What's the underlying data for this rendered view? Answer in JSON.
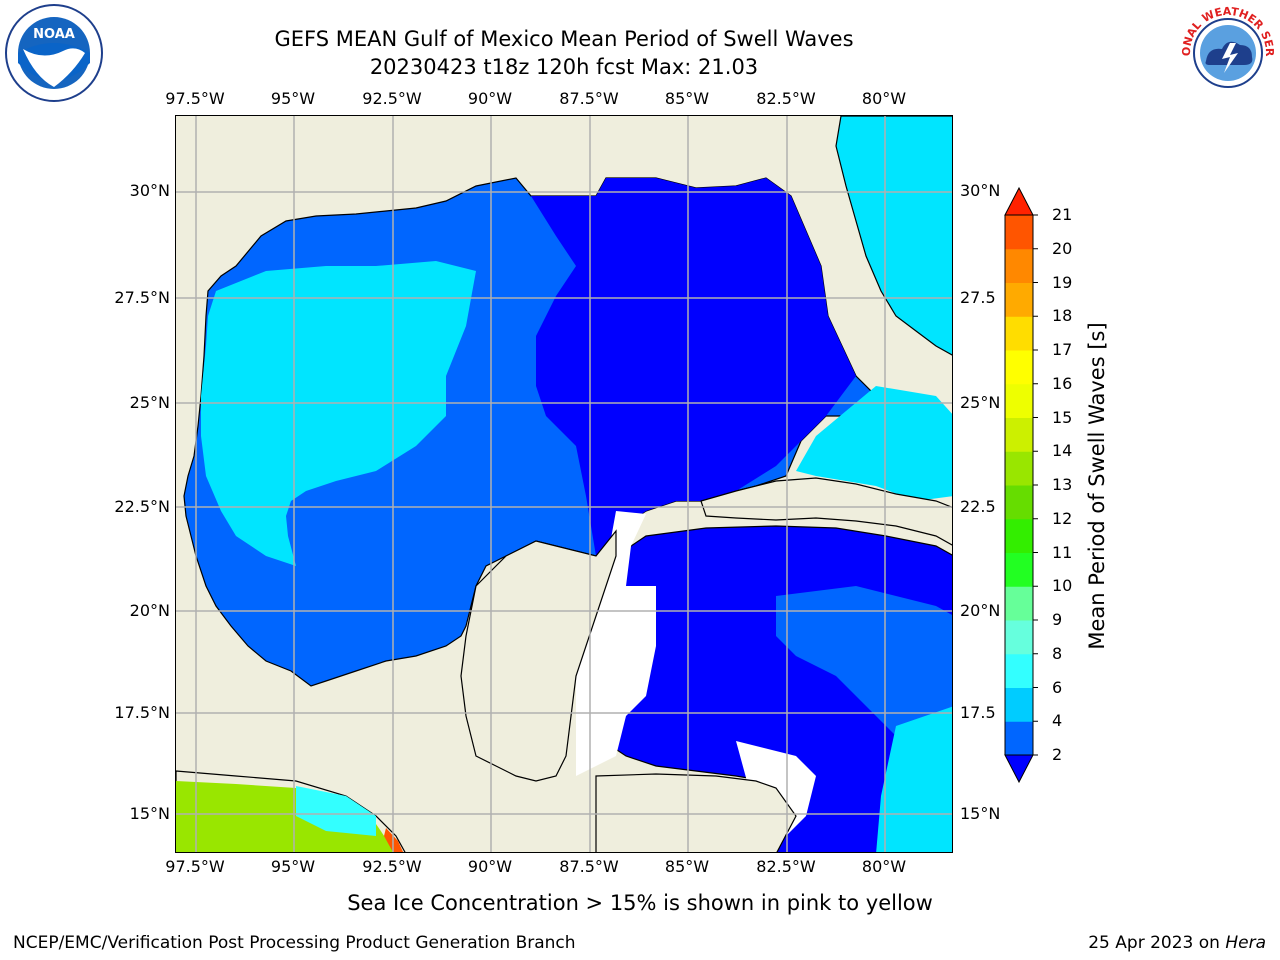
{
  "title_line1": "GEFS MEAN Gulf of Mexico Mean Period of Swell Waves",
  "title_line2": "20230423 t18z 120h fcst   Max: 21.03",
  "lon_labels": [
    "97.5°W",
    "95°W",
    "92.5°W",
    "90°W",
    "87.5°W",
    "85°W",
    "82.5°W",
    "80°W"
  ],
  "lat_labels_left": [
    "30°N",
    "27.5°N",
    "25°N",
    "22.5°N",
    "20°N",
    "17.5°N",
    "15°N"
  ],
  "lat_labels_right": [
    "30°N",
    "27.5",
    "25°N",
    "22.5",
    "20°N",
    "17.5",
    "15°N"
  ],
  "colorbar": {
    "label": "Mean Period of Swell Waves [s]",
    "ticks": [
      "2",
      "4",
      "6",
      "8",
      "9",
      "10",
      "11",
      "12",
      "13",
      "14",
      "15",
      "16",
      "17",
      "18",
      "19",
      "20",
      "21"
    ],
    "colors": [
      "#0000ff",
      "#0066ff",
      "#00ccff",
      "#33ffff",
      "#66ffdd",
      "#66ff99",
      "#22ff22",
      "#33ee00",
      "#66dd00",
      "#99e600",
      "#ccf000",
      "#eeff00",
      "#ffff00",
      "#ffdd00",
      "#ffaa00",
      "#ff8800",
      "#ff5500",
      "#ff2200"
    ],
    "extend": "both"
  },
  "colors": {
    "land": "#efeedd",
    "grid": "#b0b0b0",
    "coast": "#000000"
  },
  "footnote": "Sea Ice Concentration > 15% is shown in pink to yellow",
  "credit": "NCEP/EMC/Verification Post Processing Product Generation Branch",
  "date_prefix": "25 Apr 2023 on ",
  "date_machine": "Hera",
  "logos": {
    "left": "NOAA",
    "right": "NATIONAL WEATHER SERVICE"
  }
}
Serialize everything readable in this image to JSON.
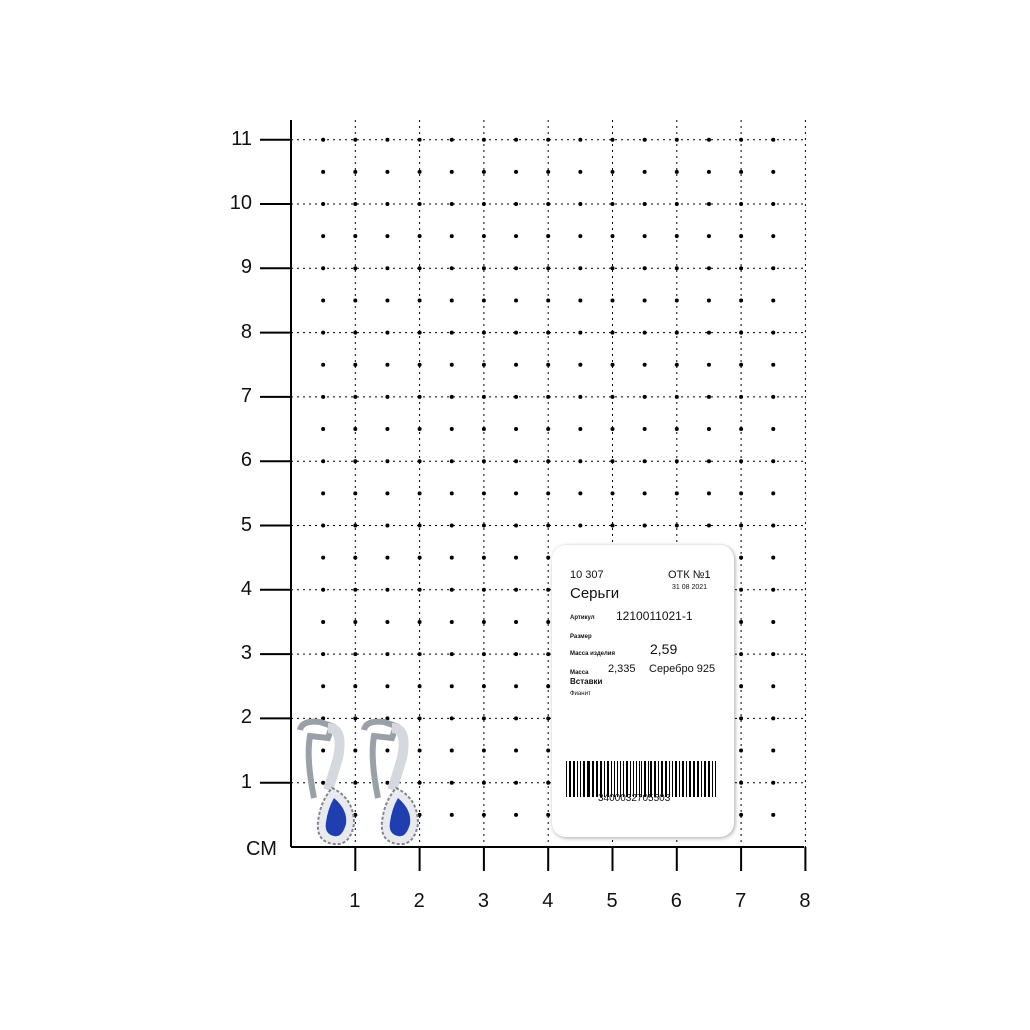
{
  "axis": {
    "unit_label": "СМ",
    "y_ticks": [
      "1",
      "2",
      "3",
      "4",
      "5",
      "6",
      "7",
      "8",
      "9",
      "10",
      "11"
    ],
    "x_ticks": [
      "1",
      "2",
      "3",
      "4",
      "5",
      "6",
      "7",
      "8"
    ]
  },
  "tag": {
    "code": "10 307",
    "otk": "ОТК №1",
    "date": "31 08 2021",
    "title": "Серьги",
    "article_label": "Артикул",
    "article": "1210011021-1",
    "size_label": "Размер",
    "item_mass_label": "Масса изделия",
    "item_mass": "2,59",
    "mass_label": "Масса",
    "metal_mass": "2,335",
    "metal": "Серебро 925",
    "inserts_label": "Вставки",
    "inserts": "Фианит",
    "barcode": "3400032705503"
  },
  "colors": {
    "stone": "#1f3fb0",
    "metal": "#c8cbd0"
  }
}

AIM:
The lines to repeat start at the one holding "Serialize everything readable" and run through the last line of the records above; write them out exactly, both ends included, but not the pictures.

EXERCISE SOLUTION:
Serialize everything readable in this image to JSON.
{
  "axis": {
    "unit_label": "СМ",
    "y_ticks": [
      "1",
      "2",
      "3",
      "4",
      "5",
      "6",
      "7",
      "8",
      "9",
      "10",
      "11"
    ],
    "x_ticks": [
      "1",
      "2",
      "3",
      "4",
      "5",
      "6",
      "7",
      "8"
    ]
  },
  "tag": {
    "code": "10 307",
    "otk": "ОТК №1",
    "date": "31 08 2021",
    "title": "Серьги",
    "article_label": "Артикул",
    "article": "1210011021-1",
    "size_label": "Размер",
    "item_mass_label": "Масса изделия",
    "item_mass": "2,59",
    "mass_label": "Масса",
    "metal_mass": "2,335",
    "metal": "Серебро 925",
    "inserts_label": "Вставки",
    "inserts": "Фианит",
    "barcode": "3400032705503"
  },
  "colors": {
    "stone": "#1f3fb0",
    "metal": "#c8cbd0"
  }
}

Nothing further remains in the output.